# EXERCISE REQUIREMENTS:
According to the Druid issue report below, which version is affected?

# PAGE EXTRACT:
================

You are viewing a plain text version of this content. The canonical link for it is here.
Posted to commits@druid.apache.org by GitBox <gi...@apache.org> on 2019/09/24 06:48:14 UTC
[GitHub] [incubator-druid] zen201415 opened a new issue #8580:
KafkaIndexingTask pending forever after restart in remote mode
zen201415 opened a new issue #8580: KafkaIndexingTask pending forever after restart in remote mode
URL: https://github.com/apache/incubator-druid/issues/8580
### Affected Version
0.14.2
### Description
- Cluster size
2Master Node,2 Query Node,4Data Node
In fact,if you want to reproduce the problem , you are advised to use only 1 overlord and 1 middlemanager.
- Configurations in use
druid.indexer.runner.type = remote
default configurations
### Reason
Code 1:
org.apache.druid.indexing.overlord.TaskQueue#manage
while (active) {
**for (final Task task : ImmutableList.copyOf(tasks)) {
if (!taskFutures.containsKey(task.getId())) {**
// doSomething...

================

# COLLECTED DATA:
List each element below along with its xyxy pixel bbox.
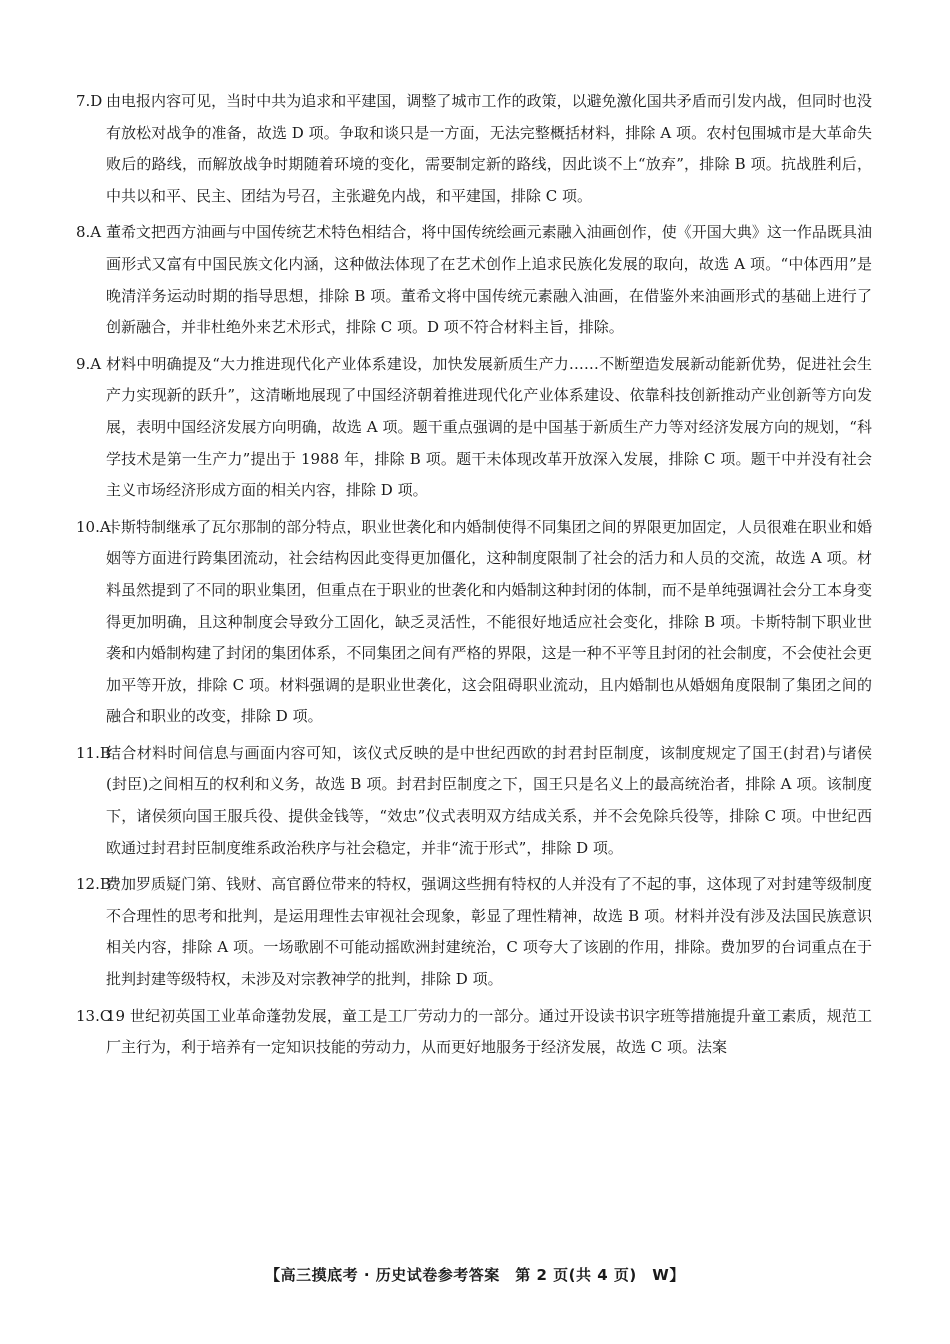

================

# OUTPUT:
0.14.2